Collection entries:
start
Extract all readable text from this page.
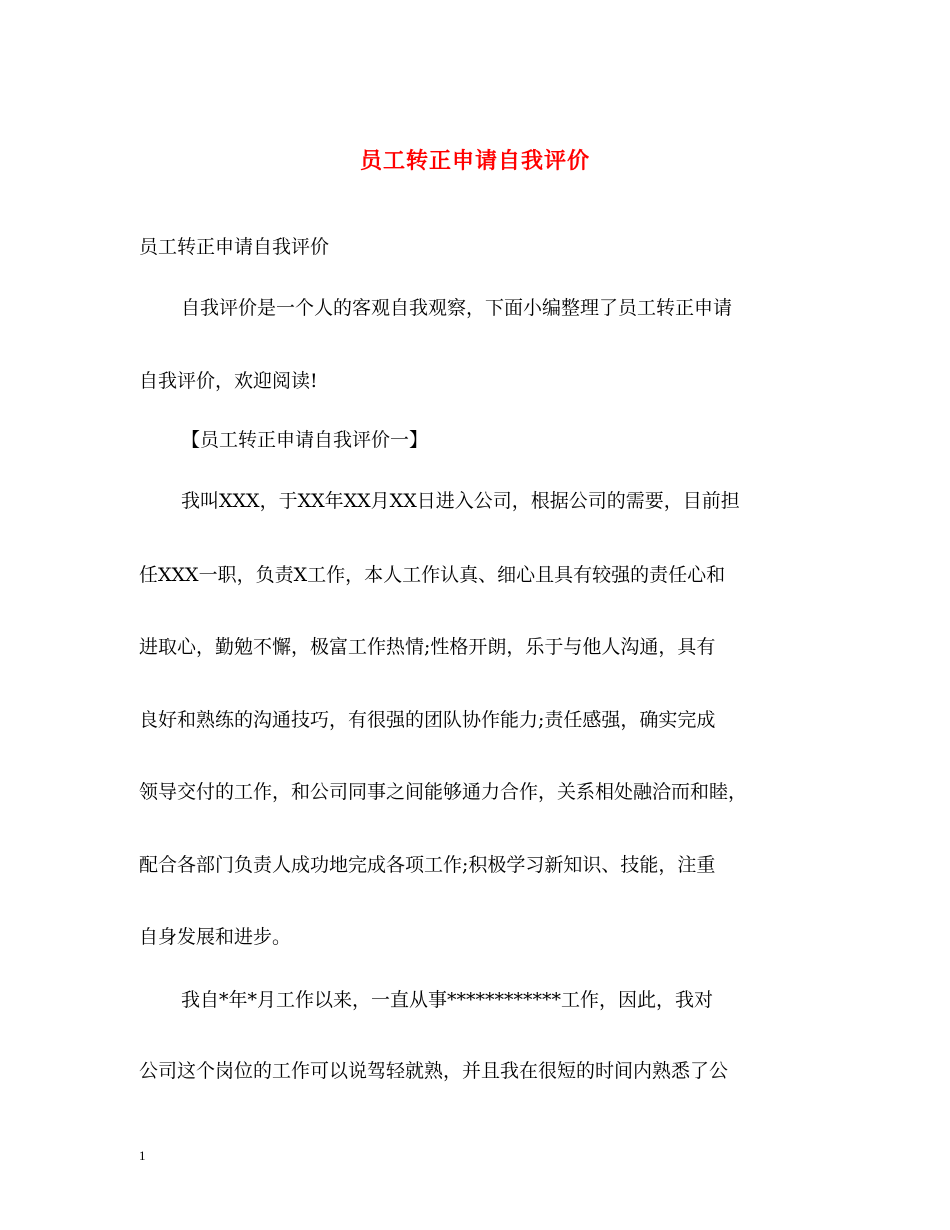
员工转正申请自我评价

员工转正申请自我评价

自我评价是一个人的客观自我观察，下面小编整理了员工转正申请

自我评价，欢迎阅读!

【员工转正申请自我评价一】

我叫XXX，于XX年XX月XX日进入公司，根据公司的需要，目前担

任XXX一职，负责X工作，本人工作认真、细心且具有较强的责任心和

进取心，勤勉不懈，极富工作热情;性格开朗，乐于与他人沟通，具有

良好和熟练的沟通技巧，有很强的团队协作能力;责任感强，确实完成

领导交付的工作，和公司同事之间能够通力合作，关系相处融洽而和睦，

配合各部门负责人成功地完成各项工作;积极学习新知识、技能，注重

自身发展和进步。

我自*年*月工作以来，一直从事************工作，因此，我对

公司这个岗位的工作可以说驾轻就熟，并且我在很短的时间内熟悉了公

1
end
_The request_
Transcribe all of the records above character for character. Exclude the pictures.

_Complete output_
Extract all readable text from this page.
员工转正申请自我评价

员工转正申请自我评价

自我评价是一个人的客观自我观察，下面小编整理了员工转正申请

自我评价，欢迎阅读!

【员工转正申请自我评价一】

我叫XXX，于XX年XX月XX日进入公司，根据公司的需要，目前担

任XXX一职，负责X工作，本人工作认真、细心且具有较强的责任心和

进取心，勤勉不懈，极富工作热情;性格开朗，乐于与他人沟通，具有

良好和熟练的沟通技巧，有很强的团队协作能力;责任感强，确实完成

领导交付的工作，和公司同事之间能够通力合作，关系相处融洽而和睦，

配合各部门负责人成功地完成各项工作;积极学习新知识、技能，注重

自身发展和进步。

我自*年*月工作以来，一直从事************工作，因此，我对

公司这个岗位的工作可以说驾轻就熟，并且我在很短的时间内熟悉了公

1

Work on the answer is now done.